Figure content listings
........

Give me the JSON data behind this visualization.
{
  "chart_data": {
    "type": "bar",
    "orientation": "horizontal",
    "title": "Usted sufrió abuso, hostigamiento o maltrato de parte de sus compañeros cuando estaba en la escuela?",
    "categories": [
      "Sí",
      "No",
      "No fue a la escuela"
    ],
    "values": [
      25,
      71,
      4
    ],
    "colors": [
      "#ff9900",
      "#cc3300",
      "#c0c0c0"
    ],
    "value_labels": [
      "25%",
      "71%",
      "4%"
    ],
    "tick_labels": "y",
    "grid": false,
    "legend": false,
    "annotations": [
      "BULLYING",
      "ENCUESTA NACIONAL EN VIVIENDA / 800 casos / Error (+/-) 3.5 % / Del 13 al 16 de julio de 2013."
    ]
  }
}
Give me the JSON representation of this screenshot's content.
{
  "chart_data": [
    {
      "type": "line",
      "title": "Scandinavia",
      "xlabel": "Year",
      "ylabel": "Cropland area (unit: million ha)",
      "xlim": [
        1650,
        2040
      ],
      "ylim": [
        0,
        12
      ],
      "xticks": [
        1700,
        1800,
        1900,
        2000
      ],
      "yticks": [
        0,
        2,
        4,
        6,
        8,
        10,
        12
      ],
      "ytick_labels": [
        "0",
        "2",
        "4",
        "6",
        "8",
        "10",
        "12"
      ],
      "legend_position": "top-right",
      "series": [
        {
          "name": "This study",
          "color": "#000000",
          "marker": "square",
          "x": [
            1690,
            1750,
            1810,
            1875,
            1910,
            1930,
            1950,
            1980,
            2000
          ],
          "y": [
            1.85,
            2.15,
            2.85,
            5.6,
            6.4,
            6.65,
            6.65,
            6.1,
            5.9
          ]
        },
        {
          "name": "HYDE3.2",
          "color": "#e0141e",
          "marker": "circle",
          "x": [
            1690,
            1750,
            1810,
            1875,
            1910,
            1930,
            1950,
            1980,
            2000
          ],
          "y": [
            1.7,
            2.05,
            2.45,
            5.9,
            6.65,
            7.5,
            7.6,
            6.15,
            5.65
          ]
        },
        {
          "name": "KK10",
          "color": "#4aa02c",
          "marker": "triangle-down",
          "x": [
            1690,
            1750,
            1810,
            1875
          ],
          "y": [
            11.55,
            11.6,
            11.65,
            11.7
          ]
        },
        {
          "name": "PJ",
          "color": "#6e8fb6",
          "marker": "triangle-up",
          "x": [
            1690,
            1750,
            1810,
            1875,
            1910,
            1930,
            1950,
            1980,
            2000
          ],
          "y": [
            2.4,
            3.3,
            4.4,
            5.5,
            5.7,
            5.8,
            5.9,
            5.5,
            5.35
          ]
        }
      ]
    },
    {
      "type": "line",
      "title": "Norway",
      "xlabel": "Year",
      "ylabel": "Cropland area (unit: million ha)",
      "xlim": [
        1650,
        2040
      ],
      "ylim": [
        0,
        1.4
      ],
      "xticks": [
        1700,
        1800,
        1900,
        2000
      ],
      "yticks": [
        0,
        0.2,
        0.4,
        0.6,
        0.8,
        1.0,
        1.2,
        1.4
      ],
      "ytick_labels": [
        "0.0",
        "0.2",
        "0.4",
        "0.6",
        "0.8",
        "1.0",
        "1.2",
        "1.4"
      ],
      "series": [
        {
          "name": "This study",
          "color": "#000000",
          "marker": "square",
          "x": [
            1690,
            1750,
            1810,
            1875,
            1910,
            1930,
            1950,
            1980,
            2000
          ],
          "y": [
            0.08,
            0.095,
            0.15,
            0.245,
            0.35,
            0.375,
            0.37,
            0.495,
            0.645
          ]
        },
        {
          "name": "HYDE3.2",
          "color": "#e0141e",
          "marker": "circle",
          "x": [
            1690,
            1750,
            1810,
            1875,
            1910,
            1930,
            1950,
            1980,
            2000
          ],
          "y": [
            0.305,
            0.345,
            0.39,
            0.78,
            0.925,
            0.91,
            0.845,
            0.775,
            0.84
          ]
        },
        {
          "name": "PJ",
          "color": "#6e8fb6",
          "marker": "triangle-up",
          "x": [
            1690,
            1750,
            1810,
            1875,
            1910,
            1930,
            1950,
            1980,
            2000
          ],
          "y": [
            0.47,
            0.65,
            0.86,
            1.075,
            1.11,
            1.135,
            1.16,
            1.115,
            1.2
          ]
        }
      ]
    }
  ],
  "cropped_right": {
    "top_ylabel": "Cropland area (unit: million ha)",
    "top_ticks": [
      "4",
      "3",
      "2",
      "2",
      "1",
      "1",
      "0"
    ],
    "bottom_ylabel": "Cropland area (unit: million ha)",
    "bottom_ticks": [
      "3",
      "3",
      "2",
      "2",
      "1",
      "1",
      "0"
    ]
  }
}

........

- The exercise -
Report every line containing the word "area" from the listing above.

- Written solution -
      "ylabel": "Cropland area (unit: million ha)",
      "ylabel": "Cropland area (unit: million ha)",
    "top_ylabel": "Cropland area (unit: million ha)",
    "bottom_ylabel": "Cropland area (unit: million ha)",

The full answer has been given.